- **Task to carry out**
Check each line of the listing, and copy it if it contains the word "Survival".

↓↓↓

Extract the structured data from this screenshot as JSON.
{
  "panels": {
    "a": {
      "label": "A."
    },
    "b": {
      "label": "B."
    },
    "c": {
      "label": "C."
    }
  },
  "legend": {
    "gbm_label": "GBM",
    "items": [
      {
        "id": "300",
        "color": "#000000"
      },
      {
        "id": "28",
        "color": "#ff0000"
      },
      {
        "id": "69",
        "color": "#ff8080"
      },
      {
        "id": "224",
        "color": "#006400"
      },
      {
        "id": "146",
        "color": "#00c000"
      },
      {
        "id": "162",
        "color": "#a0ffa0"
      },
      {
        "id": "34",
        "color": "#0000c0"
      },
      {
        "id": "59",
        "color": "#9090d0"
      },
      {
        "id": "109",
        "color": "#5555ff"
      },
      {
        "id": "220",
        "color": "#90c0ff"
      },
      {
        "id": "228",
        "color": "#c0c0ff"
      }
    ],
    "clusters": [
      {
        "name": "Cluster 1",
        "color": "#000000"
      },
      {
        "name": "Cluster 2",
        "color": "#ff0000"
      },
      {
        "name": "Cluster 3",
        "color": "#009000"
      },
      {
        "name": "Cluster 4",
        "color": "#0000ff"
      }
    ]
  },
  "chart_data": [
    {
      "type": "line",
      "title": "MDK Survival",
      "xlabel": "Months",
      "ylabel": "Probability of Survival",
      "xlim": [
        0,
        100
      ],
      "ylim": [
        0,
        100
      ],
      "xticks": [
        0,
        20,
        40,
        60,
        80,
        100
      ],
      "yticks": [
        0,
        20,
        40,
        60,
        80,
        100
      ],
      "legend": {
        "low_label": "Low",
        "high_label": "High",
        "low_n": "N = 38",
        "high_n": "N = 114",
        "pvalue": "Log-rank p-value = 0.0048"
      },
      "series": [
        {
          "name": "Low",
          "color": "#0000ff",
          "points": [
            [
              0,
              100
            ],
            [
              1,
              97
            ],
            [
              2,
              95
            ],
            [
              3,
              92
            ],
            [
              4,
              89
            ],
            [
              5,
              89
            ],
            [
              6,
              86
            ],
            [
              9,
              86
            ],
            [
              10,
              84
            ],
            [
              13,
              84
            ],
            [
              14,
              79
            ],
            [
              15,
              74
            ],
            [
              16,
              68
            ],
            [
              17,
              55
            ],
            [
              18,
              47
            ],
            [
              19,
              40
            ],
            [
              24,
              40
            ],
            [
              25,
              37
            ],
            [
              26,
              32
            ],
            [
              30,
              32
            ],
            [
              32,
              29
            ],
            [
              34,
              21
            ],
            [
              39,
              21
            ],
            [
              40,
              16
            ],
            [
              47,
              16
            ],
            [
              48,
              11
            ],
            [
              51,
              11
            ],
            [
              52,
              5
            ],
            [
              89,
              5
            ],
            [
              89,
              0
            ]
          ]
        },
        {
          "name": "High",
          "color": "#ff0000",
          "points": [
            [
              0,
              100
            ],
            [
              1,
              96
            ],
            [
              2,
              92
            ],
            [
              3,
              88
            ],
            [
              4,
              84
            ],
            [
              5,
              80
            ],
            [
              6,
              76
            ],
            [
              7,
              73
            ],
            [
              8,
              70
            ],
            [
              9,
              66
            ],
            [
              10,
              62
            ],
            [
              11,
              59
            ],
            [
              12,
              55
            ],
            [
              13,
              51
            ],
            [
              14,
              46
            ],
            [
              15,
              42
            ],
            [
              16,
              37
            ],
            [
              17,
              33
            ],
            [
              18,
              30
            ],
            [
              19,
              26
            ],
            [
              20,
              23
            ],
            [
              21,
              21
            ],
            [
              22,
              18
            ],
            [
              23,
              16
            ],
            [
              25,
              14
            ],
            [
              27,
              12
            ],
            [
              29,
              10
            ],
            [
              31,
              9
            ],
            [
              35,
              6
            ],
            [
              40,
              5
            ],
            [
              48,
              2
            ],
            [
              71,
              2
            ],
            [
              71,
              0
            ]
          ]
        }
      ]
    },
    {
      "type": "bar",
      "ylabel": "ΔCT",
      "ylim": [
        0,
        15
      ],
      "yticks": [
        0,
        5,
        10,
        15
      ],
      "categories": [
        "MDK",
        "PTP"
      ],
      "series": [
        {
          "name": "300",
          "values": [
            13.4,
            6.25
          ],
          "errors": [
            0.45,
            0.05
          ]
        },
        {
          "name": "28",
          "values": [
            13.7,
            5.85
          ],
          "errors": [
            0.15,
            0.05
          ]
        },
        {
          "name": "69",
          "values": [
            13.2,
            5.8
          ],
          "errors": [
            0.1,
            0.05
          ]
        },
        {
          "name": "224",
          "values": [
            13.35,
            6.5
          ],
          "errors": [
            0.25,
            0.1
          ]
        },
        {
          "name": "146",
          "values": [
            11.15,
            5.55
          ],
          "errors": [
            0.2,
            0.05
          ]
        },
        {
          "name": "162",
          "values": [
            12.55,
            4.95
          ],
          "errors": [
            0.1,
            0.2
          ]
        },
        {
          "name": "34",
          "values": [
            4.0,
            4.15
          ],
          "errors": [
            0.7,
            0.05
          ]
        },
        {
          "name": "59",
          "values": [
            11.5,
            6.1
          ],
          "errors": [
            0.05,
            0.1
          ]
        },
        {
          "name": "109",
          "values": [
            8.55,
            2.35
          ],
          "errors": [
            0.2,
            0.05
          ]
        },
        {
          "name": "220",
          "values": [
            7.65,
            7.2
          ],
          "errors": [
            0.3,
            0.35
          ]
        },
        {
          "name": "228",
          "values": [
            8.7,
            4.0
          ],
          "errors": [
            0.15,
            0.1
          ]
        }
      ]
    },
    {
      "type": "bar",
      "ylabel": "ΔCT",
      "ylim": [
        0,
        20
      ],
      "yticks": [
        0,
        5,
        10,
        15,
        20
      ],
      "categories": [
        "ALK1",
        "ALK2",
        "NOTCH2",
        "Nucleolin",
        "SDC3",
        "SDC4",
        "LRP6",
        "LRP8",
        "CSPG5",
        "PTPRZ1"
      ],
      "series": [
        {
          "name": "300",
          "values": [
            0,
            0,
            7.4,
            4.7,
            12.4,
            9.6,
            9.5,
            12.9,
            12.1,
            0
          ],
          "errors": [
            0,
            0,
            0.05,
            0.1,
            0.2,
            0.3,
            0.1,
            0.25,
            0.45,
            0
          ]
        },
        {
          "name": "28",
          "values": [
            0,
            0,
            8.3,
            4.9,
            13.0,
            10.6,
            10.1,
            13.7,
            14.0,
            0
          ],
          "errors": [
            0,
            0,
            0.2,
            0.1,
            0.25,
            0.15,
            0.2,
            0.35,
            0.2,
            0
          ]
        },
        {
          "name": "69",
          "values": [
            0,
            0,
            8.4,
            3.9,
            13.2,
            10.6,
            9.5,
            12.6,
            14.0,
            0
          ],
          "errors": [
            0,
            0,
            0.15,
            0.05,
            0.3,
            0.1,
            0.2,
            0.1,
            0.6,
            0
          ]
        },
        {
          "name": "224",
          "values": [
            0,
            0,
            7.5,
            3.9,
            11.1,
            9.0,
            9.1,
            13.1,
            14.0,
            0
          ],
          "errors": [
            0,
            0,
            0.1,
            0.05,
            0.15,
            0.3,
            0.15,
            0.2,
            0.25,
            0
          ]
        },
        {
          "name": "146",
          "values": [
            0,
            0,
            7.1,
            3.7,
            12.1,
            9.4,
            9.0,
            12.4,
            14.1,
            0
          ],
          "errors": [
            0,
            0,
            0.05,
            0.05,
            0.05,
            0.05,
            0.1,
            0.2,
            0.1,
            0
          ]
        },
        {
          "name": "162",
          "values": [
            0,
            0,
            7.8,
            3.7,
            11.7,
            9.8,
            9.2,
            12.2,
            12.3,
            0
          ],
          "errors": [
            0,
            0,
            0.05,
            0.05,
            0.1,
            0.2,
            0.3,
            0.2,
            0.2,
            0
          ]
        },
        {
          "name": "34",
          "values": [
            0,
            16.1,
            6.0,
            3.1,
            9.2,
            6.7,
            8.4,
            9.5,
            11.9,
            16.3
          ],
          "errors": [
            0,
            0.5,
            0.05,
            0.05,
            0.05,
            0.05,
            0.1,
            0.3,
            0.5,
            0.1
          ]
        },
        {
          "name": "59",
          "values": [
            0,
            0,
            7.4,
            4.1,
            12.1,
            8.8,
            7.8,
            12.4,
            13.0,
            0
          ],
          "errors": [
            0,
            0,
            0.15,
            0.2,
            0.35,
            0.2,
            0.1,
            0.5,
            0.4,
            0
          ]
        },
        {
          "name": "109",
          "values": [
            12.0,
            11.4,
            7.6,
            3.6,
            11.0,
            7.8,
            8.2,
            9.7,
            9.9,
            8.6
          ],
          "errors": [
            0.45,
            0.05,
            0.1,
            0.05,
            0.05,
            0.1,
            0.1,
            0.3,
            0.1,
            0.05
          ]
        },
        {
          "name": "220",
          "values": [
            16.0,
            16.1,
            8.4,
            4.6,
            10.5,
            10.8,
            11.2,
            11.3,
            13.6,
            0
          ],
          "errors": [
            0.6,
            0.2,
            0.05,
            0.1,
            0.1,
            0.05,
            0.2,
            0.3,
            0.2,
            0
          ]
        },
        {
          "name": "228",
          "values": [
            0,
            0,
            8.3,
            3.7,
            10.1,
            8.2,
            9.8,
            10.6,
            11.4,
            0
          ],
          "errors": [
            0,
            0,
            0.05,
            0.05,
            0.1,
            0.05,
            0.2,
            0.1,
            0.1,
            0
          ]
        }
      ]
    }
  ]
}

↑↑↑

- **Final result**
      "title": "MDK Survival",
      "ylabel": "Probability of Survival",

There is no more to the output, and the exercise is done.